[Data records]
---

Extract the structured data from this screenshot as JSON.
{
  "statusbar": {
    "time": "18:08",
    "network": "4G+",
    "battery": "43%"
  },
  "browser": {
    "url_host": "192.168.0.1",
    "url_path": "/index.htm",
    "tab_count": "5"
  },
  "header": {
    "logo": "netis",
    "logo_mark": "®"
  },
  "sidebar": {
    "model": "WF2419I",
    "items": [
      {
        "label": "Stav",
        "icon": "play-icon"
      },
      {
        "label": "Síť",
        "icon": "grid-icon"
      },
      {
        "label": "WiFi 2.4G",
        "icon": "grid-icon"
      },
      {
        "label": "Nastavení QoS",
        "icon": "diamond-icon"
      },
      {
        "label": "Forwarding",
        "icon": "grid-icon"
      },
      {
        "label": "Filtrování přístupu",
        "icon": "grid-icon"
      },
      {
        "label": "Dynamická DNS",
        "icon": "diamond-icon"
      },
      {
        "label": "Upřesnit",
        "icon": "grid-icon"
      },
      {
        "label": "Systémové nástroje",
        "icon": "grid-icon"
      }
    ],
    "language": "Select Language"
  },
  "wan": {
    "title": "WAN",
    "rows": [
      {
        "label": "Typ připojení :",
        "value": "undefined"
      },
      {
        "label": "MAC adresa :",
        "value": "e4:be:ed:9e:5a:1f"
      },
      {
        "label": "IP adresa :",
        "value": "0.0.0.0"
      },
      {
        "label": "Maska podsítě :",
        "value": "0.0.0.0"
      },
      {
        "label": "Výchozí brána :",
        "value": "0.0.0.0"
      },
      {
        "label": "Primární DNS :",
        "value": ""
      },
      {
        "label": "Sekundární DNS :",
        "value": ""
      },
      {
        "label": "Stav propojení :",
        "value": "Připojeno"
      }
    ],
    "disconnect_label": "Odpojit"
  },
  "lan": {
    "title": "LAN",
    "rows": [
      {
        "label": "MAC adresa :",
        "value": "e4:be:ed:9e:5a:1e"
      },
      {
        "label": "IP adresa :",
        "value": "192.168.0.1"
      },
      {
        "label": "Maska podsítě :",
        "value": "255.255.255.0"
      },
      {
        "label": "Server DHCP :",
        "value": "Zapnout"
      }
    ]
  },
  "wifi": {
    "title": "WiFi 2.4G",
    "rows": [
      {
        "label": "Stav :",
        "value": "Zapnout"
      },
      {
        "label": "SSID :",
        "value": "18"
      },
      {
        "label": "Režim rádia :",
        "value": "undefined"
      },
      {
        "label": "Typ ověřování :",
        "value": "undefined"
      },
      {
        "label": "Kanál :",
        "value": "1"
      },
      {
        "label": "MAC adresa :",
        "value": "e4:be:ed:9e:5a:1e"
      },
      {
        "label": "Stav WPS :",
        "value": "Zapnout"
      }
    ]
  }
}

---

:: REQUEST ::
Transcribe every entry exactly, omitting nothing.

:: WRITTEN RESPONSE ::
Extract the structured data from this screenshot as JSON.
{
  "statusbar": {
    "time": "18:08",
    "network": "4G+",
    "battery": "43%"
  },
  "browser": {
    "url_host": "192.168.0.1",
    "url_path": "/index.htm",
    "tab_count": "5"
  },
  "header": {
    "logo": "netis",
    "logo_mark": "®"
  },
  "sidebar": {
    "model": "WF2419I",
    "items": [
      {
        "label": "Stav",
        "icon": "play-icon"
      },
      {
        "label": "Síť",
        "icon": "grid-icon"
      },
      {
        "label": "WiFi 2.4G",
        "icon": "grid-icon"
      },
      {
        "label": "Nastavení QoS",
        "icon": "diamond-icon"
      },
      {
        "label": "Forwarding",
        "icon": "grid-icon"
      },
      {
        "label": "Filtrování přístupu",
        "icon": "grid-icon"
      },
      {
        "label": "Dynamická DNS",
        "icon": "diamond-icon"
      },
      {
        "label": "Upřesnit",
        "icon": "grid-icon"
      },
      {
        "label": "Systémové nástroje",
        "icon": "grid-icon"
      }
    ],
    "language": "Select Language"
  },
  "wan": {
    "title": "WAN",
    "rows": [
      {
        "label": "Typ připojení :",
        "value": "undefined"
      },
      {
        "label": "MAC adresa :",
        "value": "e4:be:ed:9e:5a:1f"
      },
      {
        "label": "IP adresa :",
        "value": "0.0.0.0"
      },
      {
        "label": "Maska podsítě :",
        "value": "0.0.0.0"
      },
      {
        "label": "Výchozí brána :",
        "value": "0.0.0.0"
      },
      {
        "label": "Primární DNS :",
        "value": ""
      },
      {
        "label": "Sekundární DNS :",
        "value": ""
      },
      {
        "label": "Stav propojení :",
        "value": "Připojeno"
      }
    ],
    "disconnect_label": "Odpojit"
  },
  "lan": {
    "title": "LAN",
    "rows": [
      {
        "label": "MAC adresa :",
        "value": "e4:be:ed:9e:5a:1e"
      },
      {
        "label": "IP adresa :",
        "value": "192.168.0.1"
      },
      {
        "label": "Maska podsítě :",
        "value": "255.255.255.0"
      },
      {
        "label": "Server DHCP :",
        "value": "Zapnout"
      }
    ]
  },
  "wifi": {
    "title": "WiFi 2.4G",
    "rows": [
      {
        "label": "Stav :",
        "value": "Zapnout"
      },
      {
        "label": "SSID :",
        "value": "18"
      },
      {
        "label": "Režim rádia :",
        "value": "undefined"
      },
      {
        "label": "Typ ověřování :",
        "value": "undefined"
      },
      {
        "label": "Kanál :",
        "value": "1"
      },
      {
        "label": "MAC adresa :",
        "value": "e4:be:ed:9e:5a:1e"
      },
      {
        "label": "Stav WPS :",
        "value": "Zapnout"
      }
    ]
  }
}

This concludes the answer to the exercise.